### Challenge
Write out all the data again, exactly as it stands.

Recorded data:
————————

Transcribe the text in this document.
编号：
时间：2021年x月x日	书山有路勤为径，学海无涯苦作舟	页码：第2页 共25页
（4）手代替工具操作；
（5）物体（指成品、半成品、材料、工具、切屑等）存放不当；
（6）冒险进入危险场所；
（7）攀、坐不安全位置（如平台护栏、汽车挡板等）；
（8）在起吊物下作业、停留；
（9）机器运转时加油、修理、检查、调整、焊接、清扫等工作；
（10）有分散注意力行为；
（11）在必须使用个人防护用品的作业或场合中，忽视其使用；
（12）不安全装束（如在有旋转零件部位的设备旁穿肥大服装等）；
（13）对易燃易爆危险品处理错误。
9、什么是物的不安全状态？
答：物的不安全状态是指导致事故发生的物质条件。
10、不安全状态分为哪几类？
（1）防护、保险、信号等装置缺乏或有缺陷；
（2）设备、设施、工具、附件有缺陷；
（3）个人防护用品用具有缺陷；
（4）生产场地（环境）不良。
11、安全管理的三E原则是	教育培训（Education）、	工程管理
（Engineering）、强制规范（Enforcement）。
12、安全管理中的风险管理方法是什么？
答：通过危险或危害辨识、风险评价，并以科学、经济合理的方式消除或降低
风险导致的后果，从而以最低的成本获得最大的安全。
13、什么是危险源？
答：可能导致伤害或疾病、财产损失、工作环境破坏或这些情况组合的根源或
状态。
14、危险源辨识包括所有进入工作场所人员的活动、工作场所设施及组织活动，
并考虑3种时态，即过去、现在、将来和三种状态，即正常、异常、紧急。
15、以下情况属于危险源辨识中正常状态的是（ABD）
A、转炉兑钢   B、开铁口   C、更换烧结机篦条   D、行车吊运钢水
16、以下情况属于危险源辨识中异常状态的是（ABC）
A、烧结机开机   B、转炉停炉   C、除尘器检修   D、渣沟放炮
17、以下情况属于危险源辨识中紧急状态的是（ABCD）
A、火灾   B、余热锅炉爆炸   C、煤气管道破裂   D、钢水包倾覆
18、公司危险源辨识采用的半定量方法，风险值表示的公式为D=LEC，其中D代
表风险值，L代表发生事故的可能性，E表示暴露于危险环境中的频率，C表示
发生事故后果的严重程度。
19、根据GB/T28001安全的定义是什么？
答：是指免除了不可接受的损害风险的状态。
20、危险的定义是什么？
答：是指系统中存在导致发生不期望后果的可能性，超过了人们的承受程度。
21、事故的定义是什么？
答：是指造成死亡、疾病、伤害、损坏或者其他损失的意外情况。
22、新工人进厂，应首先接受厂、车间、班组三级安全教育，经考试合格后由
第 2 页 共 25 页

————————

### Reply
Transcribe the text in this document.
编号：
时间：2021年x月x日	书山有路勤为径，学海无涯苦作舟	页码：第2页 共25页
（4）手代替工具操作；
（5）物体（指成品、半成品、材料、工具、切屑等）存放不当；
（6）冒险进入危险场所；
（7）攀、坐不安全位置（如平台护栏、汽车挡板等）；
（8）在起吊物下作业、停留；
（9）机器运转时加油、修理、检查、调整、焊接、清扫等工作；
（10）有分散注意力行为；
（11）在必须使用个人防护用品的作业或场合中，忽视其使用；
（12）不安全装束（如在有旋转零件部位的设备旁穿肥大服装等）；
（13）对易燃易爆危险品处理错误。
9、什么是物的不安全状态？
答：物的不安全状态是指导致事故发生的物质条件。
10、不安全状态分为哪几类？
（1）防护、保险、信号等装置缺乏或有缺陷；
（2）设备、设施、工具、附件有缺陷；
（3）个人防护用品用具有缺陷；
（4）生产场地（环境）不良。
11、安全管理的三E原则是	教育培训（Education）、	工程管理
（Engineering）、强制规范（Enforcement）。
12、安全管理中的风险管理方法是什么？
答：通过危险或危害辨识、风险评价，并以科学、经济合理的方式消除或降低
风险导致的后果，从而以最低的成本获得最大的安全。
13、什么是危险源？
答：可能导致伤害或疾病、财产损失、工作环境破坏或这些情况组合的根源或
状态。
14、危险源辨识包括所有进入工作场所人员的活动、工作场所设施及组织活动，
并考虑3种时态，即过去、现在、将来和三种状态，即正常、异常、紧急。
15、以下情况属于危险源辨识中正常状态的是（ABD）
A、转炉兑钢   B、开铁口   C、更换烧结机篦条   D、行车吊运钢水
16、以下情况属于危险源辨识中异常状态的是（ABC）
A、烧结机开机   B、转炉停炉   C、除尘器检修   D、渣沟放炮
17、以下情况属于危险源辨识中紧急状态的是（ABCD）
A、火灾   B、余热锅炉爆炸   C、煤气管道破裂   D、钢水包倾覆
18、公司危险源辨识采用的半定量方法，风险值表示的公式为D=LEC，其中D代
表风险值，L代表发生事故的可能性，E表示暴露于危险环境中的频率，C表示
发生事故后果的严重程度。
19、根据GB/T28001安全的定义是什么？
答：是指免除了不可接受的损害风险的状态。
20、危险的定义是什么？
答：是指系统中存在导致发生不期望后果的可能性，超过了人们的承受程度。
21、事故的定义是什么？
答：是指造成死亡、疾病、伤害、损坏或者其他损失的意外情况。
22、新工人进厂，应首先接受厂、车间、班组三级安全教育，经考试合格后由
第 2 页 共 25 页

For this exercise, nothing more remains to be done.